>> begin Records provided

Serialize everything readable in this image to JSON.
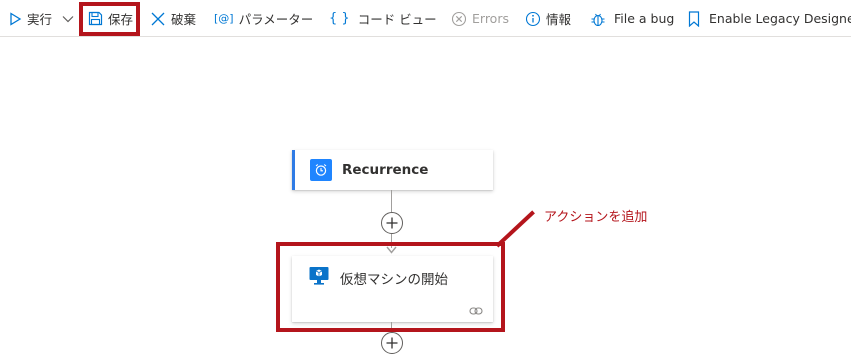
{
  "toolbar": {
    "run_label": "実行",
    "save_label": "保存",
    "discard_label": "破棄",
    "parameters_label": "パラメーター",
    "code_view_label": "コード ビュー",
    "errors_label": "Errors",
    "info_label": "情報",
    "file_bug_label": "File a bug",
    "legacy_designer_label": "Enable Legacy Designer"
  },
  "canvas": {
    "recurrence_title": "Recurrence",
    "vm_action_title": "仮想マシンの開始"
  },
  "annotation": {
    "text": "アクションを追加"
  },
  "colors": {
    "accent": "#0078d4",
    "highlight": "#b4151c",
    "recurrence_bar": "#2f7be5",
    "vm_icon": "#0a73c9"
  }
}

>> end Records provided

■ Problem ■
Give the material again exactly as it is, but keep the pictures out.

■ Output below ■
Serialize everything readable in this image to JSON.
{
  "toolbar": {
    "run_label": "実行",
    "save_label": "保存",
    "discard_label": "破棄",
    "parameters_label": "パラメーター",
    "code_view_label": "コード ビュー",
    "errors_label": "Errors",
    "info_label": "情報",
    "file_bug_label": "File a bug",
    "legacy_designer_label": "Enable Legacy Designer"
  },
  "canvas": {
    "recurrence_title": "Recurrence",
    "vm_action_title": "仮想マシンの開始"
  },
  "annotation": {
    "text": "アクションを追加"
  },
  "colors": {
    "accent": "#0078d4",
    "highlight": "#b4151c",
    "recurrence_bar": "#2f7be5",
    "vm_icon": "#0a73c9"
  }
}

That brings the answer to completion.